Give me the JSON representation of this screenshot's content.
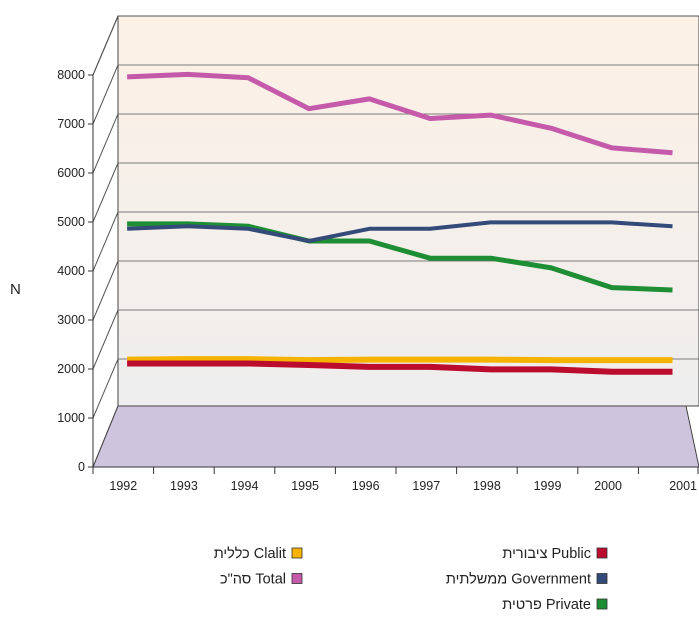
{
  "chart_data": {
    "type": "line",
    "style": "3d",
    "xlabel": "",
    "ylabel": "N",
    "ylim": [
      0,
      8000
    ],
    "yticks": [
      0,
      1000,
      2000,
      3000,
      4000,
      5000,
      6000,
      7000,
      8000
    ],
    "categories": [
      "1992",
      "1993",
      "1994",
      "1995",
      "1996",
      "1997",
      "1998",
      "1999",
      "2000",
      "2001"
    ],
    "grid": true,
    "legend_position": "bottom",
    "series": [
      {
        "name": "סה\"כ Total",
        "color": "#c45aa9",
        "values": [
          7300,
          7350,
          7280,
          6650,
          6850,
          6450,
          6520,
          6250,
          5850,
          5750
        ]
      },
      {
        "name": "ממשלתית Government",
        "color": "#344a78",
        "values": [
          4200,
          4250,
          4200,
          3950,
          4200,
          4200,
          4330,
          4330,
          4330,
          4250
        ]
      },
      {
        "name": "פרטית Private",
        "color": "#1e8e34",
        "values": [
          4300,
          4300,
          4250,
          3950,
          3950,
          3600,
          3600,
          3400,
          3000,
          2950
        ]
      },
      {
        "name": "כללית Clalit",
        "color": "#f5b300",
        "values": [
          1530,
          1540,
          1540,
          1520,
          1530,
          1530,
          1530,
          1520,
          1520,
          1520
        ]
      },
      {
        "name": "ציבורית Public",
        "color": "#bb0c2e",
        "values": [
          1450,
          1450,
          1450,
          1420,
          1380,
          1380,
          1330,
          1330,
          1280,
          1280
        ]
      }
    ],
    "legend": {
      "left_column": [
        {
          "label": "כללית Clalit",
          "color": "#f5b300"
        },
        {
          "label": "סה\"כ Total",
          "color": "#c45aa9"
        }
      ],
      "right_column": [
        {
          "label": "ציבורית Public",
          "color": "#bb0c2e"
        },
        {
          "label": "ממשלתית Government",
          "color": "#344a78"
        },
        {
          "label": "פרטית Private",
          "color": "#1e8e34"
        }
      ]
    },
    "colors": {
      "back_wall_top": "#fdf1e6",
      "back_wall_bottom": "#eeeeee",
      "floor": "#cfc4de",
      "grid": "#555555"
    }
  }
}
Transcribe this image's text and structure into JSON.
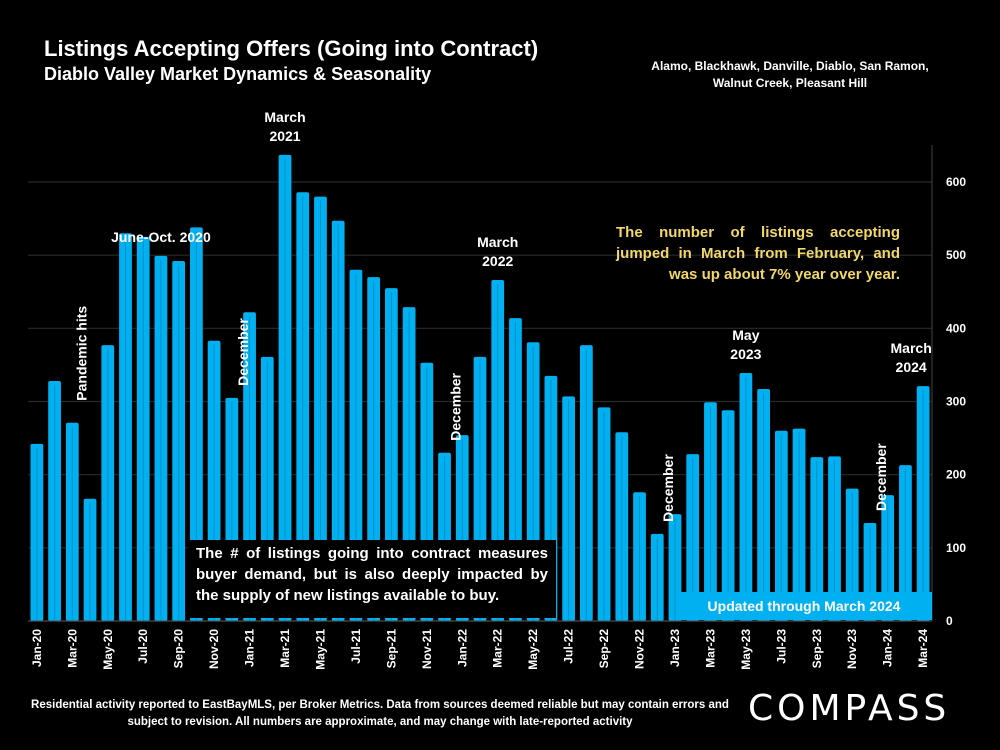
{
  "chart_data": {
    "type": "bar",
    "title": "Listings Accepting Offers (Going into Contract)",
    "subtitle": "Diablo Valley Market Dynamics & Seasonality",
    "regions": "Alamo, Blackhawk, Danville, Diablo, San Ramon, Walnut Creek, Pleasant Hill",
    "xlabel": "",
    "ylabel": "",
    "ylim": [
      0,
      650
    ],
    "yticks": [
      0,
      100,
      200,
      300,
      400,
      500,
      600
    ],
    "y_axis_side": "right",
    "grid": true,
    "bar_color": "#00b0f0",
    "categories": [
      "Jan-20",
      "Feb-20",
      "Mar-20",
      "Apr-20",
      "May-20",
      "Jun-20",
      "Jul-20",
      "Aug-20",
      "Sep-20",
      "Oct-20",
      "Nov-20",
      "Dec-20",
      "Jan-21",
      "Feb-21",
      "Mar-21",
      "Apr-21",
      "May-21",
      "Jun-21",
      "Jul-21",
      "Aug-21",
      "Sep-21",
      "Oct-21",
      "Nov-21",
      "Dec-21",
      "Jan-22",
      "Feb-22",
      "Mar-22",
      "Apr-22",
      "May-22",
      "Jun-22",
      "Jul-22",
      "Aug-22",
      "Sep-22",
      "Oct-22",
      "Nov-22",
      "Dec-22",
      "Jan-23",
      "Feb-23",
      "Mar-23",
      "Apr-23",
      "May-23",
      "Jun-23",
      "Jul-23",
      "Aug-23",
      "Sep-23",
      "Oct-23",
      "Nov-23",
      "Dec-23",
      "Jan-24",
      "Feb-24",
      "Mar-24"
    ],
    "tick_labels_shown": [
      "Jan-20",
      "Mar-20",
      "May-20",
      "Jul-20",
      "Sep-20",
      "Nov-20",
      "Jan-21",
      "Mar-21",
      "May-21",
      "Jul-21",
      "Sep-21",
      "Nov-21",
      "Jan-22",
      "Mar-22",
      "May-22",
      "Jul-22",
      "Sep-22",
      "Nov-22",
      "Jan-23",
      "Mar-23",
      "May-23",
      "Jul-23",
      "Sep-23",
      "Nov-23",
      "Jan-24",
      "Mar-24"
    ],
    "values": [
      242,
      328,
      271,
      167,
      377,
      530,
      525,
      499,
      492,
      538,
      383,
      305,
      422,
      361,
      637,
      586,
      580,
      547,
      480,
      470,
      455,
      429,
      353,
      230,
      254,
      361,
      466,
      414,
      381,
      335,
      307,
      377,
      292,
      258,
      176,
      119,
      146,
      228,
      299,
      288,
      339,
      317,
      260,
      263,
      224,
      225,
      181,
      134,
      172,
      213,
      321
    ],
    "annotations": [
      {
        "text": "Pandemic hits",
        "at": "Mar-20",
        "rotated": true
      },
      {
        "text": "June-Oct. 2020",
        "at": "Aug-20",
        "rotated": false
      },
      {
        "text": "December",
        "at": "Dec-20",
        "rotated": true
      },
      {
        "text": "March\n2021",
        "at": "Mar-21",
        "rotated": false
      },
      {
        "text": "December",
        "at": "Dec-21",
        "rotated": true
      },
      {
        "text": "March\n2022",
        "at": "Mar-22",
        "rotated": false
      },
      {
        "text": "December",
        "at": "Dec-22",
        "rotated": true
      },
      {
        "text": "May\n2023",
        "at": "May-23",
        "rotated": false
      },
      {
        "text": "December",
        "at": "Dec-23",
        "rotated": true
      },
      {
        "text": "March\n2024",
        "at": "Mar-24",
        "rotated": false
      }
    ]
  },
  "notes": {
    "yellow": "The number of listings accepting jumped in March from February, and was up about 7% year over year.",
    "box": "The # of listings going into contract measures buyer demand, but is also deeply impacted by the supply of new listings available to buy.",
    "updated": "Updated through March 2024"
  },
  "footer": {
    "disclaimer": "Residential activity reported to EastBayMLS, per Broker Metrics. Data from sources deemed reliable but may contain errors and subject to revision. All numbers are approximate, and may change with late-reported activity",
    "logo": "COMPASS"
  }
}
◆ ◆ ◆
• **STATED GOAL**: Each entry must be retyped word for word, with every image omitted.

• **PROBLEM SOLUTION**:
Give me the JSON representation of this screenshot's content.
{
  "chart_data": {
    "type": "line",
    "style": "3d",
    "xlabel": "",
    "ylabel": "N",
    "ylim": [
      0,
      8000
    ],
    "yticks": [
      0,
      1000,
      2000,
      3000,
      4000,
      5000,
      6000,
      7000,
      8000
    ],
    "categories": [
      "1992",
      "1993",
      "1994",
      "1995",
      "1996",
      "1997",
      "1998",
      "1999",
      "2000",
      "2001"
    ],
    "grid": true,
    "legend_position": "bottom",
    "series": [
      {
        "name": "סה\"כ Total",
        "color": "#c45aa9",
        "values": [
          7300,
          7350,
          7280,
          6650,
          6850,
          6450,
          6520,
          6250,
          5850,
          5750
        ]
      },
      {
        "name": "ממשלתית Government",
        "color": "#344a78",
        "values": [
          4200,
          4250,
          4200,
          3950,
          4200,
          4200,
          4330,
          4330,
          4330,
          4250
        ]
      },
      {
        "name": "פרטית Private",
        "color": "#1e8e34",
        "values": [
          4300,
          4300,
          4250,
          3950,
          3950,
          3600,
          3600,
          3400,
          3000,
          2950
        ]
      },
      {
        "name": "כללית Clalit",
        "color": "#f5b300",
        "values": [
          1530,
          1540,
          1540,
          1520,
          1530,
          1530,
          1530,
          1520,
          1520,
          1520
        ]
      },
      {
        "name": "ציבורית Public",
        "color": "#bb0c2e",
        "values": [
          1450,
          1450,
          1450,
          1420,
          1380,
          1380,
          1330,
          1330,
          1280,
          1280
        ]
      }
    ],
    "legend": {
      "left_column": [
        {
          "label": "כללית Clalit",
          "color": "#f5b300"
        },
        {
          "label": "סה\"כ Total",
          "color": "#c45aa9"
        }
      ],
      "right_column": [
        {
          "label": "ציבורית Public",
          "color": "#bb0c2e"
        },
        {
          "label": "ממשלתית Government",
          "color": "#344a78"
        },
        {
          "label": "פרטית Private",
          "color": "#1e8e34"
        }
      ]
    },
    "colors": {
      "back_wall_top": "#fdf1e6",
      "back_wall_bottom": "#eeeeee",
      "floor": "#cfc4de",
      "grid": "#555555"
    }
  }
}
Transcribe this image's text and structure into JSON.
{
  "chart_data": {
    "type": "bar",
    "title": "Listings Accepting Offers (Going into Contract)",
    "subtitle": "Diablo Valley Market Dynamics & Seasonality",
    "regions": "Alamo, Blackhawk, Danville, Diablo, San Ramon, Walnut Creek, Pleasant Hill",
    "xlabel": "",
    "ylabel": "",
    "ylim": [
      0,
      650
    ],
    "yticks": [
      0,
      100,
      200,
      300,
      400,
      500,
      600
    ],
    "y_axis_side": "right",
    "grid": true,
    "bar_color": "#00b0f0",
    "categories": [
      "Jan-20",
      "Feb-20",
      "Mar-20",
      "Apr-20",
      "May-20",
      "Jun-20",
      "Jul-20",
      "Aug-20",
      "Sep-20",
      "Oct-20",
      "Nov-20",
      "Dec-20",
      "Jan-21",
      "Feb-21",
      "Mar-21",
      "Apr-21",
      "May-21",
      "Jun-21",
      "Jul-21",
      "Aug-21",
      "Sep-21",
      "Oct-21",
      "Nov-21",
      "Dec-21",
      "Jan-22",
      "Feb-22",
      "Mar-22",
      "Apr-22",
      "May-22",
      "Jun-22",
      "Jul-22",
      "Aug-22",
      "Sep-22",
      "Oct-22",
      "Nov-22",
      "Dec-22",
      "Jan-23",
      "Feb-23",
      "Mar-23",
      "Apr-23",
      "May-23",
      "Jun-23",
      "Jul-23",
      "Aug-23",
      "Sep-23",
      "Oct-23",
      "Nov-23",
      "Dec-23",
      "Jan-24",
      "Feb-24",
      "Mar-24"
    ],
    "tick_labels_shown": [
      "Jan-20",
      "Mar-20",
      "May-20",
      "Jul-20",
      "Sep-20",
      "Nov-20",
      "Jan-21",
      "Mar-21",
      "May-21",
      "Jul-21",
      "Sep-21",
      "Nov-21",
      "Jan-22",
      "Mar-22",
      "May-22",
      "Jul-22",
      "Sep-22",
      "Nov-22",
      "Jan-23",
      "Mar-23",
      "May-23",
      "Jul-23",
      "Sep-23",
      "Nov-23",
      "Jan-24",
      "Mar-24"
    ],
    "values": [
      242,
      328,
      271,
      167,
      377,
      530,
      525,
      499,
      492,
      538,
      383,
      305,
      422,
      361,
      637,
      586,
      580,
      547,
      480,
      470,
      455,
      429,
      353,
      230,
      254,
      361,
      466,
      414,
      381,
      335,
      307,
      377,
      292,
      258,
      176,
      119,
      146,
      228,
      299,
      288,
      339,
      317,
      260,
      263,
      224,
      225,
      181,
      134,
      172,
      213,
      321
    ],
    "annotations": [
      {
        "text": "Pandemic hits",
        "at": "Mar-20",
        "rotated": true
      },
      {
        "text": "June-Oct. 2020",
        "at": "Aug-20",
        "rotated": false
      },
      {
        "text": "December",
        "at": "Dec-20",
        "rotated": true
      },
      {
        "text": "March\n2021",
        "at": "Mar-21",
        "rotated": false
      },
      {
        "text": "December",
        "at": "Dec-21",
        "rotated": true
      },
      {
        "text": "March\n2022",
        "at": "Mar-22",
        "rotated": false
      },
      {
        "text": "December",
        "at": "Dec-22",
        "rotated": true
      },
      {
        "text": "May\n2023",
        "at": "May-23",
        "rotated": false
      },
      {
        "text": "December",
        "at": "Dec-23",
        "rotated": true
      },
      {
        "text": "March\n2024",
        "at": "Mar-24",
        "rotated": false
      }
    ]
  },
  "notes": {
    "yellow": "The number of listings accepting jumped in March from February, and was up about 7% year over year.",
    "box": "The # of listings going into contract measures buyer demand, but is also deeply impacted by the supply of new listings available to buy.",
    "updated": "Updated through March 2024"
  },
  "footer": {
    "disclaimer": "Residential activity reported to EastBayMLS, per Broker Metrics. Data from sources deemed reliable but may contain errors and subject to revision. All numbers are approximate, and may change with late-reported activity",
    "logo": "COMPASS"
  }
}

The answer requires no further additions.